→ SET PROBLEM: Print all of the entries exactly, minus the pictures.
##### DATA TO USE #####
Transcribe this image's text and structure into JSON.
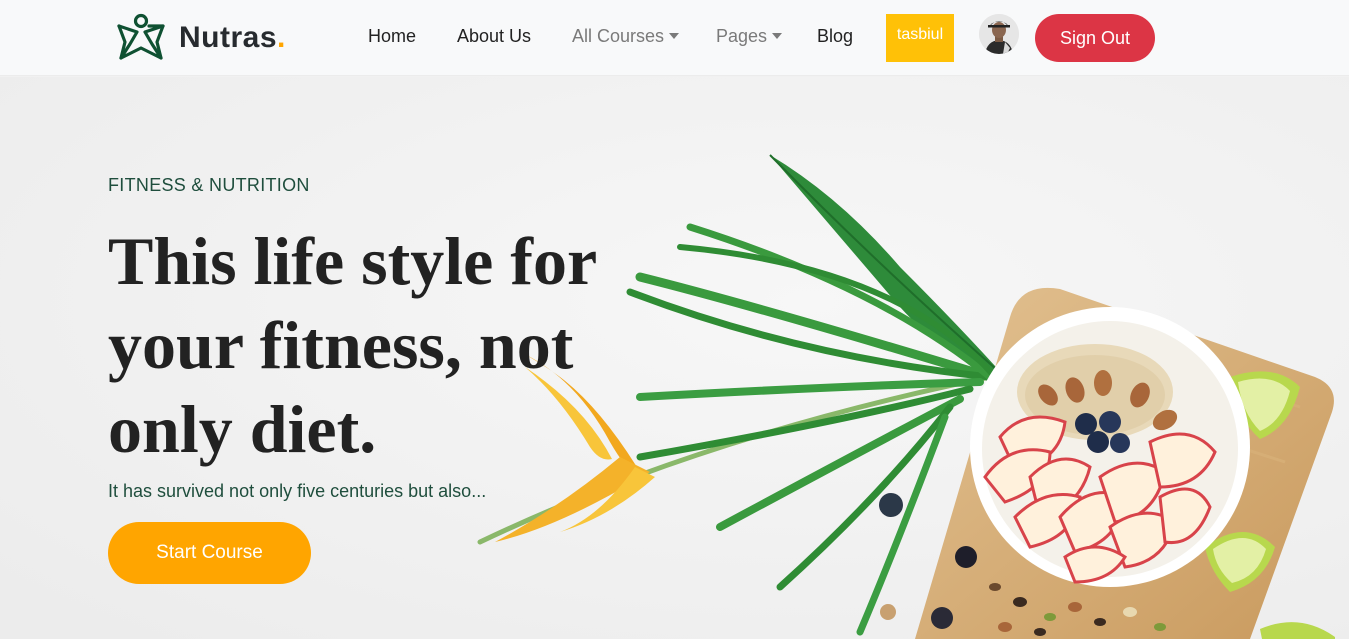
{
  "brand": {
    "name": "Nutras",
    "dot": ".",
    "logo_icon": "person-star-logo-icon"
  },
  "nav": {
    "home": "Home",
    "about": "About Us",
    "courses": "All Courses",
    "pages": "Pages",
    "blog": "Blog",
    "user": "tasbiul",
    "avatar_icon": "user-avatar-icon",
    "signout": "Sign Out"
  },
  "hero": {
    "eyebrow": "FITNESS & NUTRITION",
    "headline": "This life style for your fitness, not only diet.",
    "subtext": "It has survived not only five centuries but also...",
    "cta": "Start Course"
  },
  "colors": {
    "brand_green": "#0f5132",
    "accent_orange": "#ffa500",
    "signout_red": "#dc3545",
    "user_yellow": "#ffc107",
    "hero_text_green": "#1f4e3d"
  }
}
#####
→ TASK ANSWER:
Transcribe this image's text and structure into JSON.
{
  "brand": {
    "name": "Nutras",
    "dot": ".",
    "logo_icon": "person-star-logo-icon"
  },
  "nav": {
    "home": "Home",
    "about": "About Us",
    "courses": "All Courses",
    "pages": "Pages",
    "blog": "Blog",
    "user": "tasbiul",
    "avatar_icon": "user-avatar-icon",
    "signout": "Sign Out"
  },
  "hero": {
    "eyebrow": "FITNESS & NUTRITION",
    "headline": "This life style for your fitness, not only diet.",
    "subtext": "It has survived not only five centuries but also...",
    "cta": "Start Course"
  },
  "colors": {
    "brand_green": "#0f5132",
    "accent_orange": "#ffa500",
    "signout_red": "#dc3545",
    "user_yellow": "#ffc107",
    "hero_text_green": "#1f4e3d"
  }
}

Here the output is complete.